**PROVIDED TEXT**
[Begin]

The Romans in Dunblane
Even before Dunblane was founded in the 7th century it had an exciting history. The Roman army marched through the parish leaving behind the remains of three camps, a signal station, a small fort and traces of the road north. At Ardoch, in Braco, just to the north of Dunblane you can view the massive defences of the best preserved Roman fort in the United Kingdom
The Foundation of Dunblane
Dunblane is one of the oldest settlements in Scotland. St Blane after whom the town is named lived in the late 6th and early 7th centuries and had his base at Kingarth on the Isle of Bute. His precise association with the town is unclear though in the first written recording of the town in the 10th century it is called Dulblaan or Blane’s meadow. If you walk upstream along the river Allan to the edge of the town you will come to Laighhills Playpark round which the river curls. Is this Blane’s meadow?
The Cathedral is built on the site of a much earlier building which may have been constructed as early as the 9th century. The only survival from this earlier building are the first four storeys of the tower. It is Romanesque in style (see its round windows) and probably dates from c 1150 though a case can be made for it being built nearly a century earlier c 1070. It is one of Scotland’s oldest buildings.

[End]

**RECORDS PROVIDED**
[Begin]

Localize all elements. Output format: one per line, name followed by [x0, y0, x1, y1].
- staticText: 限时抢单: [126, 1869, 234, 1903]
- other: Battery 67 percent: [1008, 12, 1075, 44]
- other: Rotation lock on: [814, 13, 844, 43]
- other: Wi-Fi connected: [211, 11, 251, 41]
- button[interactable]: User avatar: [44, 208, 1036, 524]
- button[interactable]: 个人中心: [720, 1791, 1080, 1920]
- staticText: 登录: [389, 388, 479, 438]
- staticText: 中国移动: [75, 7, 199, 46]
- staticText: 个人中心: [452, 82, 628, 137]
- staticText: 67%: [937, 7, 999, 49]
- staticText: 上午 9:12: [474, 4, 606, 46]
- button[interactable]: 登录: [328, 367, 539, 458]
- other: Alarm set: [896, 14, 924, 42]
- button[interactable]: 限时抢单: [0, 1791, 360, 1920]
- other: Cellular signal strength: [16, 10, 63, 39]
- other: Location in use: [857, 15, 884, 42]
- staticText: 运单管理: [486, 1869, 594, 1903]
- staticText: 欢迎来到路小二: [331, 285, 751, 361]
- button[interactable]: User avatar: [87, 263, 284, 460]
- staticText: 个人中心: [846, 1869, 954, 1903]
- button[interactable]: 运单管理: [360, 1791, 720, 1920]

[End]

**INSTRUCTIONS**
a. In the Dunblane history text, what name did the town have in its first written record in the 10th century?
b. Reproduce word for word the stretch of the Dunblane history text from "The Cathedral is" through "Scotland’s oldest buildings.".

**RESPONSE LIST**
a. Dulblaan, or Blane's meadow.

b.
The Cathedral is built on the site of a much earlier building which may have been constructed as early as the 9th century. The only survival from this earlier building are the first four storeys of the tower. It is Romanesque in style (see its round windows) and probably dates from c 1150 though a case can be made for it being built nearly a century earlier c 1070. It is one of Scotland’s oldest buildings.